### What you are asked to do
Leave out the pictures, then reproduce the rest of the material exactly.

### Records to use
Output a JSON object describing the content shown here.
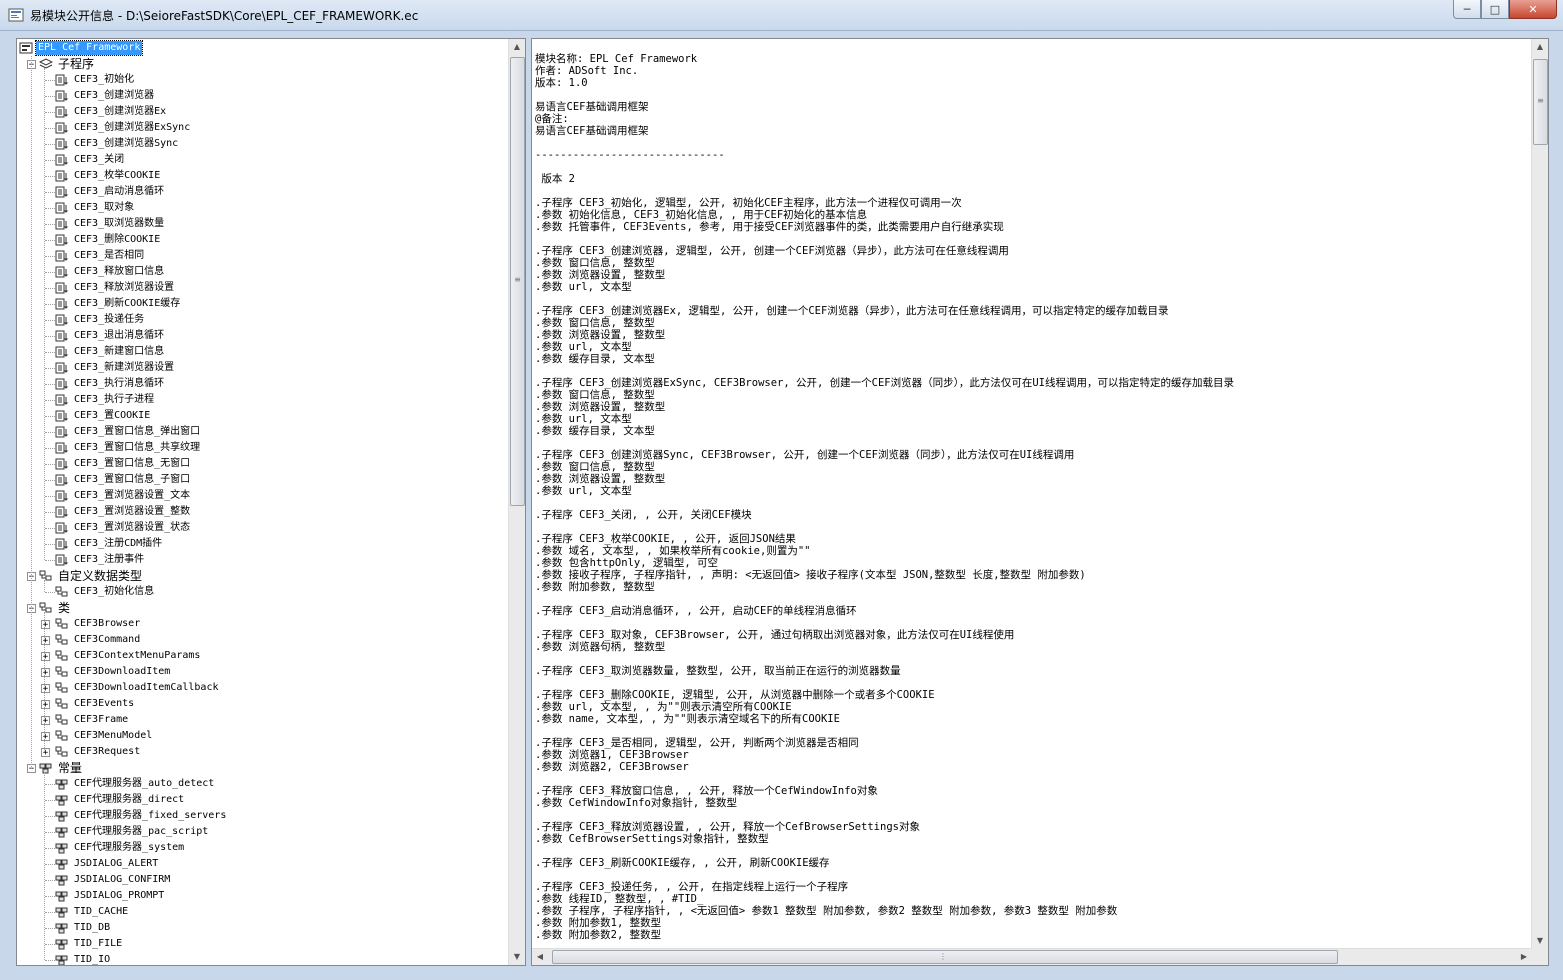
{
  "window": {
    "title": "易模块公开信息 - D:\\SeioreFastSDK\\Core\\EPL_CEF_FRAMEWORK.ec",
    "minimize_glyph": "─",
    "maximize_glyph": "□",
    "close_glyph": "✕"
  },
  "tree": {
    "root_label": "EPL Cef Framework",
    "groups": [
      {
        "label": "子程序",
        "icon": "layers-icon",
        "expander": "−",
        "items": [
          "CEF3_初始化",
          "CEF3_创建浏览器",
          "CEF3_创建浏览器Ex",
          "CEF3_创建浏览器ExSync",
          "CEF3_创建浏览器Sync",
          "CEF3_关闭",
          "CEF3_枚举COOKIE",
          "CEF3_启动消息循环",
          "CEF3_取对象",
          "CEF3_取浏览器数量",
          "CEF3_删除COOKIE",
          "CEF3_是否相同",
          "CEF3_释放窗口信息",
          "CEF3_释放浏览器设置",
          "CEF3_刷新COOKIE缓存",
          "CEF3_投递任务",
          "CEF3_退出消息循环",
          "CEF3_新建窗口信息",
          "CEF3_新建浏览器设置",
          "CEF3_执行消息循环",
          "CEF3_执行子进程",
          "CEF3_置COOKIE",
          "CEF3_置窗口信息_弹出窗口",
          "CEF3_置窗口信息_共享纹理",
          "CEF3_置窗口信息_无窗口",
          "CEF3_置窗口信息_子窗口",
          "CEF3_置浏览器设置_文本",
          "CEF3_置浏览器设置_整数",
          "CEF3_置浏览器设置_状态",
          "CEF3_注册CDM插件",
          "CEF3_注册事件"
        ]
      },
      {
        "label": "自定义数据类型",
        "icon": "datatype-icon",
        "expander": "−",
        "items": [
          "CEF3_初始化信息"
        ]
      },
      {
        "label": "类",
        "icon": "class-icon",
        "expander": "−",
        "items": [
          "CEF3Browser",
          "CEF3Command",
          "CEF3ContextMenuParams",
          "CEF3DownloadItem",
          "CEF3DownloadItemCallback",
          "CEF3Events",
          "CEF3Frame",
          "CEF3MenuModel",
          "CEF3Request"
        ]
      },
      {
        "label": "常量",
        "icon": "constants-icon",
        "expander": "−",
        "items": [
          "CEF代理服务器_auto_detect",
          "CEF代理服务器_direct",
          "CEF代理服务器_fixed_servers",
          "CEF代理服务器_pac_script",
          "CEF代理服务器_system",
          "JSDIALOG_ALERT",
          "JSDIALOG_CONFIRM",
          "JSDIALOG_PROMPT",
          "TID_CACHE",
          "TID_DB",
          "TID_FILE",
          "TID_IO"
        ]
      }
    ],
    "class_item_expander": "+"
  },
  "info": {
    "lines": [
      "模块名称: EPL Cef Framework",
      "作者: ADSoft Inc.",
      "版本: 1.0",
      "",
      "易语言CEF基础调用框架",
      "@备注:",
      "易语言CEF基础调用框架",
      "",
      "------------------------------",
      "",
      " 版本 2",
      "",
      ".子程序 CEF3_初始化, 逻辑型, 公开, 初始化CEF主程序，此方法一个进程仅可调用一次",
      ".参数 初始化信息, CEF3_初始化信息, , 用于CEF初始化的基本信息",
      ".参数 托管事件, CEF3Events, 参考, 用于接受CEF浏览器事件的类，此类需要用户自行继承实现",
      "",
      ".子程序 CEF3_创建浏览器, 逻辑型, 公开, 创建一个CEF浏览器（异步），此方法可在任意线程调用",
      ".参数 窗口信息, 整数型",
      ".参数 浏览器设置, 整数型",
      ".参数 url, 文本型",
      "",
      ".子程序 CEF3_创建浏览器Ex, 逻辑型, 公开, 创建一个CEF浏览器（异步），此方法可在任意线程调用，可以指定特定的缓存加载目录",
      ".参数 窗口信息, 整数型",
      ".参数 浏览器设置, 整数型",
      ".参数 url, 文本型",
      ".参数 缓存目录, 文本型",
      "",
      ".子程序 CEF3_创建浏览器ExSync, CEF3Browser, 公开, 创建一个CEF浏览器（同步），此方法仅可在UI线程调用，可以指定特定的缓存加载目录",
      ".参数 窗口信息, 整数型",
      ".参数 浏览器设置, 整数型",
      ".参数 url, 文本型",
      ".参数 缓存目录, 文本型",
      "",
      ".子程序 CEF3_创建浏览器Sync, CEF3Browser, 公开, 创建一个CEF浏览器（同步），此方法仅可在UI线程调用",
      ".参数 窗口信息, 整数型",
      ".参数 浏览器设置, 整数型",
      ".参数 url, 文本型",
      "",
      ".子程序 CEF3_关闭, , 公开, 关闭CEF模块",
      "",
      ".子程序 CEF3_枚举COOKIE, , 公开, 返回JSON结果",
      ".参数 域名, 文本型, , 如果枚举所有cookie,则置为\"\"",
      ".参数 包含httpOnly, 逻辑型, 可空",
      ".参数 接收子程序, 子程序指针, , 声明: <无返回值> 接收子程序(文本型 JSON,整数型 长度,整数型 附加参数)",
      ".参数 附加参数, 整数型",
      "",
      ".子程序 CEF3_启动消息循环, , 公开, 启动CEF的单线程消息循环",
      "",
      ".子程序 CEF3_取对象, CEF3Browser, 公开, 通过句柄取出浏览器对象，此方法仅可在UI线程使用",
      ".参数 浏览器句柄, 整数型",
      "",
      ".子程序 CEF3_取浏览器数量, 整数型, 公开, 取当前正在运行的浏览器数量",
      "",
      ".子程序 CEF3_删除COOKIE, 逻辑型, 公开, 从浏览器中删除一个或者多个COOKIE",
      ".参数 url, 文本型, , 为\"\"则表示清空所有COOKIE",
      ".参数 name, 文本型, , 为\"\"则表示清空域名下的所有COOKIE",
      "",
      ".子程序 CEF3_是否相同, 逻辑型, 公开, 判断两个浏览器是否相同",
      ".参数 浏览器1, CEF3Browser",
      ".参数 浏览器2, CEF3Browser",
      "",
      ".子程序 CEF3_释放窗口信息, , 公开, 释放一个CefWindowInfo对象",
      ".参数 CefWindowInfo对象指针, 整数型",
      "",
      ".子程序 CEF3_释放浏览器设置, , 公开, 释放一个CefBrowserSettings对象",
      ".参数 CefBrowserSettings对象指针, 整数型",
      "",
      ".子程序 CEF3_刷新COOKIE缓存, , 公开, 刷新COOKIE缓存",
      "",
      ".子程序 CEF3_投递任务, , 公开, 在指定线程上运行一个子程序",
      ".参数 线程ID, 整数型, , #TID_",
      ".参数 子程序, 子程序指针, , <无返回值> 参数1 整数型 附加参数, 参数2 整数型 附加参数, 参数3 整数型 附加参数",
      ".参数 附加参数1, 整数型",
      ".参数 附加参数2, 整数型"
    ]
  }
}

### The answer
Output a JSON object describing the content shown here.
{
  "window": {
    "title": "易模块公开信息 - D:\\SeioreFastSDK\\Core\\EPL_CEF_FRAMEWORK.ec",
    "minimize_glyph": "─",
    "maximize_glyph": "□",
    "close_glyph": "✕"
  },
  "tree": {
    "root_label": "EPL Cef Framework",
    "groups": [
      {
        "label": "子程序",
        "icon": "layers-icon",
        "expander": "−",
        "items": [
          "CEF3_初始化",
          "CEF3_创建浏览器",
          "CEF3_创建浏览器Ex",
          "CEF3_创建浏览器ExSync",
          "CEF3_创建浏览器Sync",
          "CEF3_关闭",
          "CEF3_枚举COOKIE",
          "CEF3_启动消息循环",
          "CEF3_取对象",
          "CEF3_取浏览器数量",
          "CEF3_删除COOKIE",
          "CEF3_是否相同",
          "CEF3_释放窗口信息",
          "CEF3_释放浏览器设置",
          "CEF3_刷新COOKIE缓存",
          "CEF3_投递任务",
          "CEF3_退出消息循环",
          "CEF3_新建窗口信息",
          "CEF3_新建浏览器设置",
          "CEF3_执行消息循环",
          "CEF3_执行子进程",
          "CEF3_置COOKIE",
          "CEF3_置窗口信息_弹出窗口",
          "CEF3_置窗口信息_共享纹理",
          "CEF3_置窗口信息_无窗口",
          "CEF3_置窗口信息_子窗口",
          "CEF3_置浏览器设置_文本",
          "CEF3_置浏览器设置_整数",
          "CEF3_置浏览器设置_状态",
          "CEF3_注册CDM插件",
          "CEF3_注册事件"
        ]
      },
      {
        "label": "自定义数据类型",
        "icon": "datatype-icon",
        "expander": "−",
        "items": [
          "CEF3_初始化信息"
        ]
      },
      {
        "label": "类",
        "icon": "class-icon",
        "expander": "−",
        "items": [
          "CEF3Browser",
          "CEF3Command",
          "CEF3ContextMenuParams",
          "CEF3DownloadItem",
          "CEF3DownloadItemCallback",
          "CEF3Events",
          "CEF3Frame",
          "CEF3MenuModel",
          "CEF3Request"
        ]
      },
      {
        "label": "常量",
        "icon": "constants-icon",
        "expander": "−",
        "items": [
          "CEF代理服务器_auto_detect",
          "CEF代理服务器_direct",
          "CEF代理服务器_fixed_servers",
          "CEF代理服务器_pac_script",
          "CEF代理服务器_system",
          "JSDIALOG_ALERT",
          "JSDIALOG_CONFIRM",
          "JSDIALOG_PROMPT",
          "TID_CACHE",
          "TID_DB",
          "TID_FILE",
          "TID_IO"
        ]
      }
    ],
    "class_item_expander": "+"
  },
  "info": {
    "lines": [
      "模块名称: EPL Cef Framework",
      "作者: ADSoft Inc.",
      "版本: 1.0",
      "",
      "易语言CEF基础调用框架",
      "@备注:",
      "易语言CEF基础调用框架",
      "",
      "------------------------------",
      "",
      " 版本 2",
      "",
      ".子程序 CEF3_初始化, 逻辑型, 公开, 初始化CEF主程序，此方法一个进程仅可调用一次",
      ".参数 初始化信息, CEF3_初始化信息, , 用于CEF初始化的基本信息",
      ".参数 托管事件, CEF3Events, 参考, 用于接受CEF浏览器事件的类，此类需要用户自行继承实现",
      "",
      ".子程序 CEF3_创建浏览器, 逻辑型, 公开, 创建一个CEF浏览器（异步），此方法可在任意线程调用",
      ".参数 窗口信息, 整数型",
      ".参数 浏览器设置, 整数型",
      ".参数 url, 文本型",
      "",
      ".子程序 CEF3_创建浏览器Ex, 逻辑型, 公开, 创建一个CEF浏览器（异步），此方法可在任意线程调用，可以指定特定的缓存加载目录",
      ".参数 窗口信息, 整数型",
      ".参数 浏览器设置, 整数型",
      ".参数 url, 文本型",
      ".参数 缓存目录, 文本型",
      "",
      ".子程序 CEF3_创建浏览器ExSync, CEF3Browser, 公开, 创建一个CEF浏览器（同步），此方法仅可在UI线程调用，可以指定特定的缓存加载目录",
      ".参数 窗口信息, 整数型",
      ".参数 浏览器设置, 整数型",
      ".参数 url, 文本型",
      ".参数 缓存目录, 文本型",
      "",
      ".子程序 CEF3_创建浏览器Sync, CEF3Browser, 公开, 创建一个CEF浏览器（同步），此方法仅可在UI线程调用",
      ".参数 窗口信息, 整数型",
      ".参数 浏览器设置, 整数型",
      ".参数 url, 文本型",
      "",
      ".子程序 CEF3_关闭, , 公开, 关闭CEF模块",
      "",
      ".子程序 CEF3_枚举COOKIE, , 公开, 返回JSON结果",
      ".参数 域名, 文本型, , 如果枚举所有cookie,则置为\"\"",
      ".参数 包含httpOnly, 逻辑型, 可空",
      ".参数 接收子程序, 子程序指针, , 声明: <无返回值> 接收子程序(文本型 JSON,整数型 长度,整数型 附加参数)",
      ".参数 附加参数, 整数型",
      "",
      ".子程序 CEF3_启动消息循环, , 公开, 启动CEF的单线程消息循环",
      "",
      ".子程序 CEF3_取对象, CEF3Browser, 公开, 通过句柄取出浏览器对象，此方法仅可在UI线程使用",
      ".参数 浏览器句柄, 整数型",
      "",
      ".子程序 CEF3_取浏览器数量, 整数型, 公开, 取当前正在运行的浏览器数量",
      "",
      ".子程序 CEF3_删除COOKIE, 逻辑型, 公开, 从浏览器中删除一个或者多个COOKIE",
      ".参数 url, 文本型, , 为\"\"则表示清空所有COOKIE",
      ".参数 name, 文本型, , 为\"\"则表示清空域名下的所有COOKIE",
      "",
      ".子程序 CEF3_是否相同, 逻辑型, 公开, 判断两个浏览器是否相同",
      ".参数 浏览器1, CEF3Browser",
      ".参数 浏览器2, CEF3Browser",
      "",
      ".子程序 CEF3_释放窗口信息, , 公开, 释放一个CefWindowInfo对象",
      ".参数 CefWindowInfo对象指针, 整数型",
      "",
      ".子程序 CEF3_释放浏览器设置, , 公开, 释放一个CefBrowserSettings对象",
      ".参数 CefBrowserSettings对象指针, 整数型",
      "",
      ".子程序 CEF3_刷新COOKIE缓存, , 公开, 刷新COOKIE缓存",
      "",
      ".子程序 CEF3_投递任务, , 公开, 在指定线程上运行一个子程序",
      ".参数 线程ID, 整数型, , #TID_",
      ".参数 子程序, 子程序指针, , <无返回值> 参数1 整数型 附加参数, 参数2 整数型 附加参数, 参数3 整数型 附加参数",
      ".参数 附加参数1, 整数型",
      ".参数 附加参数2, 整数型"
    ]
  }
}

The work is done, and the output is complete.